Repeat all entries exactly.

------ Data in this exercise ------

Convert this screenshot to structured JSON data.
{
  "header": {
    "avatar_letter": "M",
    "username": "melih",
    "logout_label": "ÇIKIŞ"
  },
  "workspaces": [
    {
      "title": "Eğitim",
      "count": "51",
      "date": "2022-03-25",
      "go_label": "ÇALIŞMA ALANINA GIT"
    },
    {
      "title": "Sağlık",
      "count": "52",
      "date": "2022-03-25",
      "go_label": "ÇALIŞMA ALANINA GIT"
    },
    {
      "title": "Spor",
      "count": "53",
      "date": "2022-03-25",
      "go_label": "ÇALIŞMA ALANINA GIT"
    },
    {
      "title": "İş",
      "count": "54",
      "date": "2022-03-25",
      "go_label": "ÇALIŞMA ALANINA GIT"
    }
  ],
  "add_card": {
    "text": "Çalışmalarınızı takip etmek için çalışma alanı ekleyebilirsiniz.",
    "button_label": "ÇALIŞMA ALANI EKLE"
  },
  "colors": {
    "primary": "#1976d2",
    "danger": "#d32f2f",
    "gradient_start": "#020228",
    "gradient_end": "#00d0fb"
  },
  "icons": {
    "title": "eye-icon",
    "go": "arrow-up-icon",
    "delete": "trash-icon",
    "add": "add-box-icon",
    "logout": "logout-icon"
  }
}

------

Exercise response:
Convert this screenshot to structured JSON data.
{
  "header": {
    "avatar_letter": "M",
    "username": "melih",
    "logout_label": "ÇIKIŞ"
  },
  "workspaces": [
    {
      "title": "Eğitim",
      "count": "51",
      "date": "2022-03-25",
      "go_label": "ÇALIŞMA ALANINA GIT"
    },
    {
      "title": "Sağlık",
      "count": "52",
      "date": "2022-03-25",
      "go_label": "ÇALIŞMA ALANINA GIT"
    },
    {
      "title": "Spor",
      "count": "53",
      "date": "2022-03-25",
      "go_label": "ÇALIŞMA ALANINA GIT"
    },
    {
      "title": "İş",
      "count": "54",
      "date": "2022-03-25",
      "go_label": "ÇALIŞMA ALANINA GIT"
    }
  ],
  "add_card": {
    "text": "Çalışmalarınızı takip etmek için çalışma alanı ekleyebilirsiniz.",
    "button_label": "ÇALIŞMA ALANI EKLE"
  },
  "colors": {
    "primary": "#1976d2",
    "danger": "#d32f2f",
    "gradient_start": "#020228",
    "gradient_end": "#00d0fb"
  },
  "icons": {
    "title": "eye-icon",
    "go": "arrow-up-icon",
    "delete": "trash-icon",
    "add": "add-box-icon",
    "logout": "logout-icon"
  }
}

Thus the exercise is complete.